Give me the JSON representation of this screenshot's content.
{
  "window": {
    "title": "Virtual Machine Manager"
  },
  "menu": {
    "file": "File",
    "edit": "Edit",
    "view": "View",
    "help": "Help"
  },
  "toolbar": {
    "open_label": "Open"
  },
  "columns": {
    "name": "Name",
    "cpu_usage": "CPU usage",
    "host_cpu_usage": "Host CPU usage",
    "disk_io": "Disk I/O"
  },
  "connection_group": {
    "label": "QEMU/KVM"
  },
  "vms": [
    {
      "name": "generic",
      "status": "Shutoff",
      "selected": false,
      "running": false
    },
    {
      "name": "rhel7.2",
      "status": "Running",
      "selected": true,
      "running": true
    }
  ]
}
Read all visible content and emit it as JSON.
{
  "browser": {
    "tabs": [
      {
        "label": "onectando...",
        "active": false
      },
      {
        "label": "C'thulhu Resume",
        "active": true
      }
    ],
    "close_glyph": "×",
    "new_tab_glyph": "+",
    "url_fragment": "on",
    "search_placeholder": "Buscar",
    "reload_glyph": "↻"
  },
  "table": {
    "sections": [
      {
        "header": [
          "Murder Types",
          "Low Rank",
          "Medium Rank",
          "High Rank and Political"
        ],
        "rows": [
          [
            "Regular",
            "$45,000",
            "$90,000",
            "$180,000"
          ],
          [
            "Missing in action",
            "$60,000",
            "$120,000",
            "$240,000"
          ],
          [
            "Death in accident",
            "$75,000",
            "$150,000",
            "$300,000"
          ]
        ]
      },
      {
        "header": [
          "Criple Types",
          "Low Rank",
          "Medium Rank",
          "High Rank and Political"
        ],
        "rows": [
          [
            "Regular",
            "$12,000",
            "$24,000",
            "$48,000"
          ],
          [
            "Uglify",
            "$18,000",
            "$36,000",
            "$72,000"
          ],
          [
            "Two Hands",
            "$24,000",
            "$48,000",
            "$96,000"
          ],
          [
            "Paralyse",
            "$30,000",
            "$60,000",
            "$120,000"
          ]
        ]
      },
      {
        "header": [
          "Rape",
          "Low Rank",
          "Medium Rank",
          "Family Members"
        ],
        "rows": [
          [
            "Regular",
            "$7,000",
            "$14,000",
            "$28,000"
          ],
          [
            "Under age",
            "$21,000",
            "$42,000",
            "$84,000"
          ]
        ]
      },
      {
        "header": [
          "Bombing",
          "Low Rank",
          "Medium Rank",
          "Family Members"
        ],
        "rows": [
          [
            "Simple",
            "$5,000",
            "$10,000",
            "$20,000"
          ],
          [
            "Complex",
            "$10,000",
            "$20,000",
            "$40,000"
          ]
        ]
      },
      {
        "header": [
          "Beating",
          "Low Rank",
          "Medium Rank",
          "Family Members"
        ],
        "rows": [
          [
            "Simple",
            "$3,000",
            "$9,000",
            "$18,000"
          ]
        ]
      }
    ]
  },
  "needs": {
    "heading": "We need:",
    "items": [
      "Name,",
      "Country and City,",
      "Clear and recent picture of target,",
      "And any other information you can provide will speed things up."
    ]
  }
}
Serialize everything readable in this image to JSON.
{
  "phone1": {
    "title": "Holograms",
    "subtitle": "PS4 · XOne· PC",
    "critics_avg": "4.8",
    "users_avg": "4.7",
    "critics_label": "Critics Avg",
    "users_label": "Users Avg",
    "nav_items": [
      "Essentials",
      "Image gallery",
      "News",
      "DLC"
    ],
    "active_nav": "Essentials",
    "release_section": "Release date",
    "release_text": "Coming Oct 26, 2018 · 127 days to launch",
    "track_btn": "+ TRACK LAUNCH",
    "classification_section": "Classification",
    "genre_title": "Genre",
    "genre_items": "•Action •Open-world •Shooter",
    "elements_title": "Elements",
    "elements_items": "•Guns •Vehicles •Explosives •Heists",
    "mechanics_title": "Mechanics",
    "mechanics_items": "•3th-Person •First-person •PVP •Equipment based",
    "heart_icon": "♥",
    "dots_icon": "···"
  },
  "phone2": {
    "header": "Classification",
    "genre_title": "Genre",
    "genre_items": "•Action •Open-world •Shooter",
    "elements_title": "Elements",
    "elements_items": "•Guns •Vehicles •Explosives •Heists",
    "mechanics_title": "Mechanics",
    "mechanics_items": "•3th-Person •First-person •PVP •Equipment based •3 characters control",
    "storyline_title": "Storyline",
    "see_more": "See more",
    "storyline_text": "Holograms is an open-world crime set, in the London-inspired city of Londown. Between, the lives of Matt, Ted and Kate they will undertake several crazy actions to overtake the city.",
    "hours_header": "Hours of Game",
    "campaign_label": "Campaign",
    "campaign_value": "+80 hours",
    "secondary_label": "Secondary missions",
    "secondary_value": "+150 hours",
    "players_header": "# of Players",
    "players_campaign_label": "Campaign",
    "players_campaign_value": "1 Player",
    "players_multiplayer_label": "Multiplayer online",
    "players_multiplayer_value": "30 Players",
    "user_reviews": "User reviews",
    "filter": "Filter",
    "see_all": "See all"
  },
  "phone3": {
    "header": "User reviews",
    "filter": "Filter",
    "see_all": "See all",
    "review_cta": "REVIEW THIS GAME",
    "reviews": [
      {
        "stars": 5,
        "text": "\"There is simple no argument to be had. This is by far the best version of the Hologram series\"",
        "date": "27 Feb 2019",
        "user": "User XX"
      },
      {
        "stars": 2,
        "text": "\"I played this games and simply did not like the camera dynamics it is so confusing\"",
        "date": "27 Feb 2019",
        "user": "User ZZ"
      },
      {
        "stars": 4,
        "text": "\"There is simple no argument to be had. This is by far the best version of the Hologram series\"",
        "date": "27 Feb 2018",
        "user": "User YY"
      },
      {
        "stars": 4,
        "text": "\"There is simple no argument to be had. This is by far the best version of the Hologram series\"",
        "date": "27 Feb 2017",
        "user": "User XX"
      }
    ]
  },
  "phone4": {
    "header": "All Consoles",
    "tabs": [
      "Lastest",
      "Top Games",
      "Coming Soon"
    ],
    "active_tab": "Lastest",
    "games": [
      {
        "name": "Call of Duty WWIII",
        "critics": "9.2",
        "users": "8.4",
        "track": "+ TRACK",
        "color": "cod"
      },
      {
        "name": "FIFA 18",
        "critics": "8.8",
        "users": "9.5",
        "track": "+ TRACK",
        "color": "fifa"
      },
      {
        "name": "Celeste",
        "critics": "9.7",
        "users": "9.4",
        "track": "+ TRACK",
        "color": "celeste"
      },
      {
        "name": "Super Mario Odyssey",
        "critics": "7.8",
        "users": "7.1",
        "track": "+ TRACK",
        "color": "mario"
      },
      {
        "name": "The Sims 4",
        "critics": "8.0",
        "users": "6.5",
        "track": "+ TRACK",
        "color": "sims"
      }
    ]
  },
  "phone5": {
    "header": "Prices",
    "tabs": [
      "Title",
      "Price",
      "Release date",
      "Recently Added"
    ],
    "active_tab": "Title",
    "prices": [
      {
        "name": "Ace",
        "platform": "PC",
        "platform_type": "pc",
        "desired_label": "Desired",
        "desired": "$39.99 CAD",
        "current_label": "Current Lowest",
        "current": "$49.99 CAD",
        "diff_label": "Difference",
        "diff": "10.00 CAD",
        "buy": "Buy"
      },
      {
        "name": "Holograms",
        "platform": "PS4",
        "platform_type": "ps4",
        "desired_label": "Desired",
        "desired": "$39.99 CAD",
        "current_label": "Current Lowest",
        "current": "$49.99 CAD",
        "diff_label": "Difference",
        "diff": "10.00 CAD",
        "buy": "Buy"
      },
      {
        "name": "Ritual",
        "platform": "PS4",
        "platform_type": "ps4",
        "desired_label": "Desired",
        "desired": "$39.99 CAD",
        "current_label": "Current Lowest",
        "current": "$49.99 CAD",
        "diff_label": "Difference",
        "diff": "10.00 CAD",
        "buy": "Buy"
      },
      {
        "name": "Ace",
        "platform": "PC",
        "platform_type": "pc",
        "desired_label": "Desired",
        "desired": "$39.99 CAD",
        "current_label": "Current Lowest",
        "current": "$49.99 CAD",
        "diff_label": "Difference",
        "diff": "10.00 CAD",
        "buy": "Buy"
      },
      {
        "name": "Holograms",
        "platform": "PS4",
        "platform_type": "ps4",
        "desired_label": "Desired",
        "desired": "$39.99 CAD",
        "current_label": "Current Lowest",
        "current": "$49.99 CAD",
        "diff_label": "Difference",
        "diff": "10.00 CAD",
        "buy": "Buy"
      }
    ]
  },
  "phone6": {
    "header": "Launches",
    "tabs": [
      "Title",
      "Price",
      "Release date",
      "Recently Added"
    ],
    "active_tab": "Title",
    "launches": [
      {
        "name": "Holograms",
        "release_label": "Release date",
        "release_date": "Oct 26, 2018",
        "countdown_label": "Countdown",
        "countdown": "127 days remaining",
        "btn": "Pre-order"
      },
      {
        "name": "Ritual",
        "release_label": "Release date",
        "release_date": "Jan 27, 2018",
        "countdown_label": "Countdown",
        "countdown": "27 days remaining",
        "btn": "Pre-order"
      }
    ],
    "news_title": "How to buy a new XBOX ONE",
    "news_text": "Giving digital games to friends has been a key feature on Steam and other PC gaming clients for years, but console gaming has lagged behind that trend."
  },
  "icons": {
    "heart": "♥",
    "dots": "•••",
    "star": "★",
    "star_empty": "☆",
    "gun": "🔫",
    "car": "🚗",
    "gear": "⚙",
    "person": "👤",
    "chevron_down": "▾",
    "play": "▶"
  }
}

..............................

▶ **INSTRUCTIONS TO FOLLOW**:
Copy out every line of the listing that contains the string "reviews".

▶ **PROBLEM SOLUTION**:
    "user_reviews": "User reviews",
    "header": "User reviews",
    "reviews": [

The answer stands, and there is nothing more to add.